# CONSEGNA 1
Copia dall'estratto sulla frutta e verdura di stagione tutto il passo che va da "I prodotti ortofrutticoli" fino a "alcune forme tumorali.".
# CONSEGNA 2
Secondo l'estratto sulla frutta e verdura di stagione, quanta vitamina C in più possono contenere gli spinaci raccolti nella loro stagione naturale rispetto a quelli fuori stagione?

# ESTRATTO DELLA PAGINA
§ §

I prodotti ortofrutticoli sono alla base di una dieta equilibrata grazie all’elevato contenuto di fibre, vitamine, sali minerali e composti bioattivi. Numerose evidenze scientifiche dimostrano che il consumo regolare di frutta e verdura contribuisce alla prevenzione di malattie cardiovascolari, diabete di tipo 2 e alcune forme tumorali.
Tuttavia, per ottenere il massimo beneficio nutrizionale, è fondamentale considerare non solo la quantità e la varietà, ma anche la stagionalità degli alimenti.
Uno studio pubblicato sul «Journal of Food Composition and Analysis» ha evidenziato, ad esempio, che gli spinaci coltivati e raccolti nella loro stagione naturale possono contenere fino al doppio della vitamina C rispetto a quelli fuori stagione - Cfr. Mangiare in modo sano con prodotti stagionali - Microbiologia Italia
Al contrario, i sistemi agricoli orientati alla massimizzazione della resa produttiva e alla disponibilità continua possono incidere negativamente sulla densità nutrizionale degli alimenti. Il lavoro di Donald R. Davis (Università del Texas), uno dei più citati in questo ambito, ha dimostrato come l’aumento delle rese agricole possa portare a una “diluizione” dei nutrienti, dovuta alla maggiore crescita volumetrica delle colture rispetto alla capacità di accumulo di micronutrienti - Cfr. National Geographic Fest 2023: perché frutta e verdura sono meno nutrienti di un tempo
La frutta e la verdura raccolte nel loro periodo naturale di maturazione presentano una maggiore concentrazione di nutrienti essenziali. In particolare:
più vitamina C e folati
maggiore presenza di polifenoli e carotenoidi
miglior profilo antiossidante
Studi pubblicati nel campo della scienza dell’alimentazione evidenziano come i prodotti raccolti a maturazione completa abbiano una densità nutrizionale superiore rispetto a quelli coltivati fuori stagione.

§ §

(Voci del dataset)
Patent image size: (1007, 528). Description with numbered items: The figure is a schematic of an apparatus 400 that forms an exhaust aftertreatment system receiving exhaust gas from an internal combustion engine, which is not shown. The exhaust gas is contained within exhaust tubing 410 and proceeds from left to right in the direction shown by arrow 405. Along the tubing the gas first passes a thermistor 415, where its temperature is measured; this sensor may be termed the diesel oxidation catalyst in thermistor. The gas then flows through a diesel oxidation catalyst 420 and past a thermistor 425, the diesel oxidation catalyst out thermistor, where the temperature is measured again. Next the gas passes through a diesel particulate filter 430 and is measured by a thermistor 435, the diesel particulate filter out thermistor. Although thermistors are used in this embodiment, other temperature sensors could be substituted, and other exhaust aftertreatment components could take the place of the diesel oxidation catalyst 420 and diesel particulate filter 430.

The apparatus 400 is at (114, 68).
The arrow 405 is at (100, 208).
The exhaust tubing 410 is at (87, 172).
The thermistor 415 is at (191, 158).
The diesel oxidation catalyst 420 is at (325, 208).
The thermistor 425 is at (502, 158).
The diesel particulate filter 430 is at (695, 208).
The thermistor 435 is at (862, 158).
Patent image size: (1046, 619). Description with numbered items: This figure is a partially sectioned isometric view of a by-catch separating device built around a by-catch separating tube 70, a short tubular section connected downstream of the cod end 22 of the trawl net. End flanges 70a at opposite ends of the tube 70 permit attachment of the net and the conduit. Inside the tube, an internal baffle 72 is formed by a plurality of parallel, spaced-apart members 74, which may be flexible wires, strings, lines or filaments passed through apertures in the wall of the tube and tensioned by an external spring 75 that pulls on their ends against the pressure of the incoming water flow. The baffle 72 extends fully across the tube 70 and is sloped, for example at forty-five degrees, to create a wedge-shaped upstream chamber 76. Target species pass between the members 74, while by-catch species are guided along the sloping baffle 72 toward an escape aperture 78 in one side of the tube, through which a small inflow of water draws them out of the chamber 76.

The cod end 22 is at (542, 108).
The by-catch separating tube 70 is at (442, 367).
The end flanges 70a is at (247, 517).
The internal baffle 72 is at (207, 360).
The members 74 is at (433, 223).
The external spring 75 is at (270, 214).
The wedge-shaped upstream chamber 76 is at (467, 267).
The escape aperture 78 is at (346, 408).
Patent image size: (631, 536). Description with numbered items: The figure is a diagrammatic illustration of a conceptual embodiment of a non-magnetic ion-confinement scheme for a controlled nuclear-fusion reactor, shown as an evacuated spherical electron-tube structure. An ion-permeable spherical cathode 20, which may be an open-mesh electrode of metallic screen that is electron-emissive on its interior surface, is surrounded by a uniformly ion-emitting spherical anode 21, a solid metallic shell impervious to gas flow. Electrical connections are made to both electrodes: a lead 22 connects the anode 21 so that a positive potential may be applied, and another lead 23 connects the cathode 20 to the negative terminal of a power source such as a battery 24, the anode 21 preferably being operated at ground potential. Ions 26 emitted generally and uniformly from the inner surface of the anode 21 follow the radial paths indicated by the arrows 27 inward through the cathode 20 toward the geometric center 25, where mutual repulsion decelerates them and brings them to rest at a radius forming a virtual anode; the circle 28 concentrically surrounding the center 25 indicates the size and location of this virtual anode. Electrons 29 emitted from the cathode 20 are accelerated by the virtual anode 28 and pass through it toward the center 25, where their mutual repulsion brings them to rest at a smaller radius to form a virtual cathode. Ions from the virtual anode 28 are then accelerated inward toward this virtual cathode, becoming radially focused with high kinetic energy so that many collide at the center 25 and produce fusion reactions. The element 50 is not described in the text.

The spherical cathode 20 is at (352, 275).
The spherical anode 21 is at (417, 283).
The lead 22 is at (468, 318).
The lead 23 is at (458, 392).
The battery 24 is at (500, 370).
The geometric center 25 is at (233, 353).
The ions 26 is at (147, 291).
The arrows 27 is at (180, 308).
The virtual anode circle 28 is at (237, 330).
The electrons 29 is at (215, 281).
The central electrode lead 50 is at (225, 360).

§ §

# RISPOSTA 1
I prodotti ortofrutticoli sono alla base di una dieta equilibrata grazie all’elevato contenuto di fibre, vitamine, sali minerali e composti bioattivi. Numerose evidenze scientifiche dimostrano che il consumo regolare di frutta e verdura contribuisce alla prevenzione di malattie cardiovascolari, diabete di tipo 2 e alcune forme tumorali.

# RISPOSTA 2
Fino al doppio.